--- BEGIN SOURCE DATA ---

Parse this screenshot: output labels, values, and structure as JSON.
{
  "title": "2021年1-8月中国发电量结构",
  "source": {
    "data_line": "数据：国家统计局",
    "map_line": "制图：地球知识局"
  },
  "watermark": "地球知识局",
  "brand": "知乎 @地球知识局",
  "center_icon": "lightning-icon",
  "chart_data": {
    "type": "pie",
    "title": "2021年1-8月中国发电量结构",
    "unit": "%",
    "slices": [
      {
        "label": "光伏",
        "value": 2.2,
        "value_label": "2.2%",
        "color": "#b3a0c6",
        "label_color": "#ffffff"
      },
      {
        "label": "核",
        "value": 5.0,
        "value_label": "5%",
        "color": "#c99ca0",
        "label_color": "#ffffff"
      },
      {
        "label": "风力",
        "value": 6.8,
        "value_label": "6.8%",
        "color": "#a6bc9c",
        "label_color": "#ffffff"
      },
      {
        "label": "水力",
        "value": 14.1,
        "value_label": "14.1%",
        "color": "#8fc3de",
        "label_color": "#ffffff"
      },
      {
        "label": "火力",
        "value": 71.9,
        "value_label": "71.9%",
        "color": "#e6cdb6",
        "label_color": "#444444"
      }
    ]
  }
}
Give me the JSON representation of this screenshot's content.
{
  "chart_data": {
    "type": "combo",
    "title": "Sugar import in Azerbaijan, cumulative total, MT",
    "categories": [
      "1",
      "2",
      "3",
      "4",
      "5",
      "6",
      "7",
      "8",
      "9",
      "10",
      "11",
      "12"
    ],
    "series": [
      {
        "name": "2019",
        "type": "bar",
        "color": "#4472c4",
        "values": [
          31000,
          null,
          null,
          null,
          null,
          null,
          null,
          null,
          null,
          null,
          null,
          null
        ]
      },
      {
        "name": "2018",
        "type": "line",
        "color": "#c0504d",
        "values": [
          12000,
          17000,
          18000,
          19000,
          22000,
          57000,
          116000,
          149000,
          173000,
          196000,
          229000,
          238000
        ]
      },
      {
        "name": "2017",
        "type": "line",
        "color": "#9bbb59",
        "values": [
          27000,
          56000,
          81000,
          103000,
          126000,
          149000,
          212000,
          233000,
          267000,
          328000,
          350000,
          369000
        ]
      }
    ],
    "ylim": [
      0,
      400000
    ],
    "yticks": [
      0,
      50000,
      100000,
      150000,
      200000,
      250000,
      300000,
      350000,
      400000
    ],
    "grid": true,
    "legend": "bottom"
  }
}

--- END SOURCE DATA ---

In full and verbatim, repeat the records given above.

RESULT OF THE TASK:
Parse this screenshot: output labels, values, and structure as JSON.
{
  "title": "2021年1-8月中国发电量结构",
  "source": {
    "data_line": "数据：国家统计局",
    "map_line": "制图：地球知识局"
  },
  "watermark": "地球知识局",
  "brand": "知乎 @地球知识局",
  "center_icon": "lightning-icon",
  "chart_data": {
    "type": "pie",
    "title": "2021年1-8月中国发电量结构",
    "unit": "%",
    "slices": [
      {
        "label": "光伏",
        "value": 2.2,
        "value_label": "2.2%",
        "color": "#b3a0c6",
        "label_color": "#ffffff"
      },
      {
        "label": "核",
        "value": 5.0,
        "value_label": "5%",
        "color": "#c99ca0",
        "label_color": "#ffffff"
      },
      {
        "label": "风力",
        "value": 6.8,
        "value_label": "6.8%",
        "color": "#a6bc9c",
        "label_color": "#ffffff"
      },
      {
        "label": "水力",
        "value": 14.1,
        "value_label": "14.1%",
        "color": "#8fc3de",
        "label_color": "#ffffff"
      },
      {
        "label": "火力",
        "value": 71.9,
        "value_label": "71.9%",
        "color": "#e6cdb6",
        "label_color": "#444444"
      }
    ]
  }
}
Give me the JSON representation of this screenshot's content.
{
  "chart_data": {
    "type": "combo",
    "title": "Sugar import in Azerbaijan, cumulative total, MT",
    "categories": [
      "1",
      "2",
      "3",
      "4",
      "5",
      "6",
      "7",
      "8",
      "9",
      "10",
      "11",
      "12"
    ],
    "series": [
      {
        "name": "2019",
        "type": "bar",
        "color": "#4472c4",
        "values": [
          31000,
          null,
          null,
          null,
          null,
          null,
          null,
          null,
          null,
          null,
          null,
          null
        ]
      },
      {
        "name": "2018",
        "type": "line",
        "color": "#c0504d",
        "values": [
          12000,
          17000,
          18000,
          19000,
          22000,
          57000,
          116000,
          149000,
          173000,
          196000,
          229000,
          238000
        ]
      },
      {
        "name": "2017",
        "type": "line",
        "color": "#9bbb59",
        "values": [
          27000,
          56000,
          81000,
          103000,
          126000,
          149000,
          212000,
          233000,
          267000,
          328000,
          350000,
          369000
        ]
      }
    ],
    "ylim": [
      0,
      400000
    ],
    "yticks": [
      0,
      50000,
      100000,
      150000,
      200000,
      250000,
      300000,
      350000,
      400000
    ],
    "grid": true,
    "legend": "bottom"
  }
}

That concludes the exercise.